WHAT THIS TASK INVOLVES »
Copy out all of the material exactly.

====== MATERIAL FOR THIS EXERCISE

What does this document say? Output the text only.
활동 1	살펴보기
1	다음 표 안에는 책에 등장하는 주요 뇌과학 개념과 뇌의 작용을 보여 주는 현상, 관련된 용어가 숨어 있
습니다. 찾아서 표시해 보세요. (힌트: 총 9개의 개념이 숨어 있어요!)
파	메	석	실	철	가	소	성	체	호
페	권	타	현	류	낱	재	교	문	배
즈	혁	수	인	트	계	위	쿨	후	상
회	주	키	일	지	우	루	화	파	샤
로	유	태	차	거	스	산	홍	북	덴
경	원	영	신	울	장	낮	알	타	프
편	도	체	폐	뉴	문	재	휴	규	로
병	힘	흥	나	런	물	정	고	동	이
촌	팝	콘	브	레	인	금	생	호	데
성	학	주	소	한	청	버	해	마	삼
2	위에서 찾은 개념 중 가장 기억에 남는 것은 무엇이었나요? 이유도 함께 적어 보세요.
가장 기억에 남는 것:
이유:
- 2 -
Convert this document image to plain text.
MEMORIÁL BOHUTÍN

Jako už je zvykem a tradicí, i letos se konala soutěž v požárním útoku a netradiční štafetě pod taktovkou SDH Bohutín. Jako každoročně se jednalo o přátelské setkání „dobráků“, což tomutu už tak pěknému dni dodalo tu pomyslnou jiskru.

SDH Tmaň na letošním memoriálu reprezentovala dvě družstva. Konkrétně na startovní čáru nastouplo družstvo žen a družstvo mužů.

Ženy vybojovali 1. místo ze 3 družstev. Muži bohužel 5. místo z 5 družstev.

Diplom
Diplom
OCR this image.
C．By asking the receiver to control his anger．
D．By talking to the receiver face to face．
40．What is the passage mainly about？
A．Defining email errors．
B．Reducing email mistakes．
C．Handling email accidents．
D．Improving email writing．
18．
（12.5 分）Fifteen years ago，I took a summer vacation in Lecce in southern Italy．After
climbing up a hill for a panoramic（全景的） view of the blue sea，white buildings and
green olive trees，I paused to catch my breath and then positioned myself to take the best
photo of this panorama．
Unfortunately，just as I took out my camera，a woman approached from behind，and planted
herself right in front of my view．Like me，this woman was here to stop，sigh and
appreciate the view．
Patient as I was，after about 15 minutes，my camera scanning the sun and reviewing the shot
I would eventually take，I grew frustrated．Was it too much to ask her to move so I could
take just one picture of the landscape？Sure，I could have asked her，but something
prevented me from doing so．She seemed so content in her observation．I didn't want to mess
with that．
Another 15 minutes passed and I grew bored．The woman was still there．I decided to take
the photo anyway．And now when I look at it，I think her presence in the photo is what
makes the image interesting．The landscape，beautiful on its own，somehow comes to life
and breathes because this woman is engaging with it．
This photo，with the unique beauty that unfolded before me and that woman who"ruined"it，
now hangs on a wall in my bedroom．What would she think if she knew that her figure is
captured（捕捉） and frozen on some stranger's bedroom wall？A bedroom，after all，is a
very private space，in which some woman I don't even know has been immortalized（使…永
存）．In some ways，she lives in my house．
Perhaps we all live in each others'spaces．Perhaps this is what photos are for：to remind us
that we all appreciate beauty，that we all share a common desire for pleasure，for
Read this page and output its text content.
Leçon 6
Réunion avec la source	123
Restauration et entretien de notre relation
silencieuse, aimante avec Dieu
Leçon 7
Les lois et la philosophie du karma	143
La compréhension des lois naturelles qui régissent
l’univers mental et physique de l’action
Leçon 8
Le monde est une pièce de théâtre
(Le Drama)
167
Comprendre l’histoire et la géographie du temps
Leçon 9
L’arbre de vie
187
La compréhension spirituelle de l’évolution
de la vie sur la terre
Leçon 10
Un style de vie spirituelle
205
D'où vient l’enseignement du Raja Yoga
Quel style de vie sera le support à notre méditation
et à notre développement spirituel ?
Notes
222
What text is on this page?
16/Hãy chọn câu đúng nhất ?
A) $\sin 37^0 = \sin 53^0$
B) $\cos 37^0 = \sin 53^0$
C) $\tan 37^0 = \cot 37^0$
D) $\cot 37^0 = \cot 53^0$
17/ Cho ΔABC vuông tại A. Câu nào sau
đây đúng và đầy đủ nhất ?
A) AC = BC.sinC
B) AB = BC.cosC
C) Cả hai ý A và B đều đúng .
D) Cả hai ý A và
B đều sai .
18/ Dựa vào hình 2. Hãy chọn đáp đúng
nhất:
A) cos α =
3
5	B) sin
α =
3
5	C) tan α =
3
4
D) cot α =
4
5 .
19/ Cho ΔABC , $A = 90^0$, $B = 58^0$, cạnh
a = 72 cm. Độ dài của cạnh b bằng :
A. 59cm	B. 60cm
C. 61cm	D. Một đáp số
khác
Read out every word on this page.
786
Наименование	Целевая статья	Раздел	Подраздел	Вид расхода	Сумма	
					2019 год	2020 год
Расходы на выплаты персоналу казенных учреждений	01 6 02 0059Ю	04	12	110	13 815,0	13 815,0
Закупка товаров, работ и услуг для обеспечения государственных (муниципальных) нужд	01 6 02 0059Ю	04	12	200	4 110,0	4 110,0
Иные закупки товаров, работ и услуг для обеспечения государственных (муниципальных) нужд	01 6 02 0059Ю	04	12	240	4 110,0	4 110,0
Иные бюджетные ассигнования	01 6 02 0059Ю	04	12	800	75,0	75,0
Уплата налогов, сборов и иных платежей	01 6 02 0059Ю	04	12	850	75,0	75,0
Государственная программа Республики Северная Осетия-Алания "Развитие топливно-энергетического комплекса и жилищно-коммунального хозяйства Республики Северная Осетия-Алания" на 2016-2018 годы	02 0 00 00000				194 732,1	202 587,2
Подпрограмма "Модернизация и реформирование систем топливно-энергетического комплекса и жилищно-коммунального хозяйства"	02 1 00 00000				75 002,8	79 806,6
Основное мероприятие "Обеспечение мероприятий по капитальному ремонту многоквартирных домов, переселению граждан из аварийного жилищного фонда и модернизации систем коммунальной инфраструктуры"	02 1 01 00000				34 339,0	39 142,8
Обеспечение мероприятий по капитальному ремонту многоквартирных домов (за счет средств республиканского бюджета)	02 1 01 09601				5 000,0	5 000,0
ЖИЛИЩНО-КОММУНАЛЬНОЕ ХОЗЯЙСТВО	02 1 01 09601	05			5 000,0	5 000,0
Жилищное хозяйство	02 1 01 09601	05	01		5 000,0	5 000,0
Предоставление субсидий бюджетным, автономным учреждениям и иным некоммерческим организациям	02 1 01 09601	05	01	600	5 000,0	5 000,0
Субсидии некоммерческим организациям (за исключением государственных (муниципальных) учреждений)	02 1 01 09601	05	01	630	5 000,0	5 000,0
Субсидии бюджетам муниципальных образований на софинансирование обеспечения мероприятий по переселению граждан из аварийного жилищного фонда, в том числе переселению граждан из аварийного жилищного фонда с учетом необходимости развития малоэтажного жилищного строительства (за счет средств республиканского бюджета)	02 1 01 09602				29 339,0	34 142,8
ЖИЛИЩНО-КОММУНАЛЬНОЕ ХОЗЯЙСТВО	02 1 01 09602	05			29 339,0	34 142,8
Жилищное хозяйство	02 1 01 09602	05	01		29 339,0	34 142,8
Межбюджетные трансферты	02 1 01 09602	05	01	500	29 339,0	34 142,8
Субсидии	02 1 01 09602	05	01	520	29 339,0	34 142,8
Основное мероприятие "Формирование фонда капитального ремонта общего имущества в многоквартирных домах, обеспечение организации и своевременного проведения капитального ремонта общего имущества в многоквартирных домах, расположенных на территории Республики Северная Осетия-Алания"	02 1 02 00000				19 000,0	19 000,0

============

REPLY TO THE EXERCISE »
What does this document say? Output the text only.
활동 1	살펴보기
1	다음 표 안에는 책에 등장하는 주요 뇌과학 개념과 뇌의 작용을 보여 주는 현상, 관련된 용어가 숨어 있
습니다. 찾아서 표시해 보세요. (힌트: 총 9개의 개념이 숨어 있어요!)
파	메	석	실	철	가	소	성	체	호
페	권	타	현	류	낱	재	교	문	배
즈	혁	수	인	트	계	위	쿨	후	상
회	주	키	일	지	우	루	화	파	샤
로	유	태	차	거	스	산	홍	북	덴
경	원	영	신	울	장	낮	알	타	프
편	도	체	폐	뉴	문	재	휴	규	로
병	힘	흥	나	런	물	정	고	동	이
촌	팝	콘	브	레	인	금	생	호	데
성	학	주	소	한	청	버	해	마	삼
2	위에서 찾은 개념 중 가장 기억에 남는 것은 무엇이었나요? 이유도 함께 적어 보세요.
가장 기억에 남는 것:
이유:
- 2 -
Convert this document image to plain text.
MEMORIÁL BOHUTÍN

Jako už je zvykem a tradicí, i letos se konala soutěž v požárním útoku a netradiční štafetě pod taktovkou SDH Bohutín. Jako každoročně se jednalo o přátelské setkání „dobráků“, což tomutu už tak pěknému dni dodalo tu pomyslnou jiskru.

SDH Tmaň na letošním memoriálu reprezentovala dvě družstva. Konkrétně na startovní čáru nastouplo družstvo žen a družstvo mužů.

Ženy vybojovali 1. místo ze 3 družstev. Muži bohužel 5. místo z 5 družstev.

Diplom
Diplom
OCR this image.
C．By asking the receiver to control his anger．
D．By talking to the receiver face to face．
40．What is the passage mainly about？
A．Defining email errors．
B．Reducing email mistakes．
C．Handling email accidents．
D．Improving email writing．
18．
（12.5 分）Fifteen years ago，I took a summer vacation in Lecce in southern Italy．After
climbing up a hill for a panoramic（全景的） view of the blue sea，white buildings and
green olive trees，I paused to catch my breath and then positioned myself to take the best
photo of this panorama．
Unfortunately，just as I took out my camera，a woman approached from behind，and planted
herself right in front of my view．Like me，this woman was here to stop，sigh and
appreciate the view．
Patient as I was，after about 15 minutes，my camera scanning the sun and reviewing the shot
I would eventually take，I grew frustrated．Was it too much to ask her to move so I could
take just one picture of the landscape？Sure，I could have asked her，but something
prevented me from doing so．She seemed so content in her observation．I didn't want to mess
with that．
Another 15 minutes passed and I grew bored．The woman was still there．I decided to take
the photo anyway．And now when I look at it，I think her presence in the photo is what
makes the image interesting．The landscape，beautiful on its own，somehow comes to life
and breathes because this woman is engaging with it．
This photo，with the unique beauty that unfolded before me and that woman who"ruined"it，
now hangs on a wall in my bedroom．What would she think if she knew that her figure is
captured（捕捉） and frozen on some stranger's bedroom wall？A bedroom，after all，is a
very private space，in which some woman I don't even know has been immortalized（使…永
存）．In some ways，she lives in my house．
Perhaps we all live in each others'spaces．Perhaps this is what photos are for：to remind us
that we all appreciate beauty，that we all share a common desire for pleasure，for
Read this page and output its text content.
Leçon 6
Réunion avec la source	123
Restauration et entretien de notre relation
silencieuse, aimante avec Dieu
Leçon 7
Les lois et la philosophie du karma	143
La compréhension des lois naturelles qui régissent
l’univers mental et physique de l’action
Leçon 8
Le monde est une pièce de théâtre
(Le Drama)
167
Comprendre l’histoire et la géographie du temps
Leçon 9
L’arbre de vie
187
La compréhension spirituelle de l’évolution
de la vie sur la terre
Leçon 10
Un style de vie spirituelle
205
D'où vient l’enseignement du Raja Yoga
Quel style de vie sera le support à notre méditation
et à notre développement spirituel ?
Notes
222
What text is on this page?
16/Hãy chọn câu đúng nhất ?
A) $\sin 37^0 = \sin 53^0$
B) $\cos 37^0 = \sin 53^0$
C) $\tan 37^0 = \cot 37^0$
D) $\cot 37^0 = \cot 53^0$
17/ Cho ΔABC vuông tại A. Câu nào sau
đây đúng và đầy đủ nhất ?
A) AC = BC.sinC
B) AB = BC.cosC
C) Cả hai ý A và B đều đúng .
D) Cả hai ý A và
B đều sai .
18/ Dựa vào hình 2. Hãy chọn đáp đúng
nhất:
A) cos α =
3
5	B) sin
α =
3
5	C) tan α =
3
4
D) cot α =
4
5 .
19/ Cho ΔABC , $A = 90^0$, $B = 58^0$, cạnh
a = 72 cm. Độ dài của cạnh b bằng :
A. 59cm	B. 60cm
C. 61cm	D. Một đáp số
khác
Read out every word on this page.
786
Наименование	Целевая статья	Раздел	Подраздел	Вид расхода	Сумма	
					2019 год	2020 год
Расходы на выплаты персоналу казенных учреждений	01 6 02 0059Ю	04	12	110	13 815,0	13 815,0
Закупка товаров, работ и услуг для обеспечения государственных (муниципальных) нужд	01 6 02 0059Ю	04	12	200	4 110,0	4 110,0
Иные закупки товаров, работ и услуг для обеспечения государственных (муниципальных) нужд	01 6 02 0059Ю	04	12	240	4 110,0	4 110,0
Иные бюджетные ассигнования	01 6 02 0059Ю	04	12	800	75,0	75,0
Уплата налогов, сборов и иных платежей	01 6 02 0059Ю	04	12	850	75,0	75,0
Государственная программа Республики Северная Осетия-Алания "Развитие топливно-энергетического комплекса и жилищно-коммунального хозяйства Республики Северная Осетия-Алания" на 2016-2018 годы	02 0 00 00000				194 732,1	202 587,2
Подпрограмма "Модернизация и реформирование систем топливно-энергетического комплекса и жилищно-коммунального хозяйства"	02 1 00 00000				75 002,8	79 806,6
Основное мероприятие "Обеспечение мероприятий по капитальному ремонту многоквартирных домов, переселению граждан из аварийного жилищного фонда и модернизации систем коммунальной инфраструктуры"	02 1 01 00000				34 339,0	39 142,8
Обеспечение мероприятий по капитальному ремонту многоквартирных домов (за счет средств республиканского бюджета)	02 1 01 09601				5 000,0	5 000,0
ЖИЛИЩНО-КОММУНАЛЬНОЕ ХОЗЯЙСТВО	02 1 01 09601	05			5 000,0	5 000,0
Жилищное хозяйство	02 1 01 09601	05	01		5 000,0	5 000,0
Предоставление субсидий бюджетным, автономным учреждениям и иным некоммерческим организациям	02 1 01 09601	05	01	600	5 000,0	5 000,0
Субсидии некоммерческим организациям (за исключением государственных (муниципальных) учреждений)	02 1 01 09601	05	01	630	5 000,0	5 000,0
Субсидии бюджетам муниципальных образований на софинансирование обеспечения мероприятий по переселению граждан из аварийного жилищного фонда, в том числе переселению граждан из аварийного жилищного фонда с учетом необходимости развития малоэтажного жилищного строительства (за счет средств республиканского бюджета)	02 1 01 09602				29 339,0	34 142,8
ЖИЛИЩНО-КОММУНАЛЬНОЕ ХОЗЯЙСТВО	02 1 01 09602	05			29 339,0	34 142,8
Жилищное хозяйство	02 1 01 09602	05	01		29 339,0	34 142,8
Межбюджетные трансферты	02 1 01 09602	05	01	500	29 339,0	34 142,8
Субсидии	02 1 01 09602	05	01	520	29 339,0	34 142,8
Основное мероприятие "Формирование фонда капитального ремонта общего имущества в многоквартирных домах, обеспечение организации и своевременного проведения капитального ремонта общего имущества в многоквартирных домах, расположенных на территории Республики Северная Осетия-Алания"	02 1 02 00000				19 000,0	19 000,0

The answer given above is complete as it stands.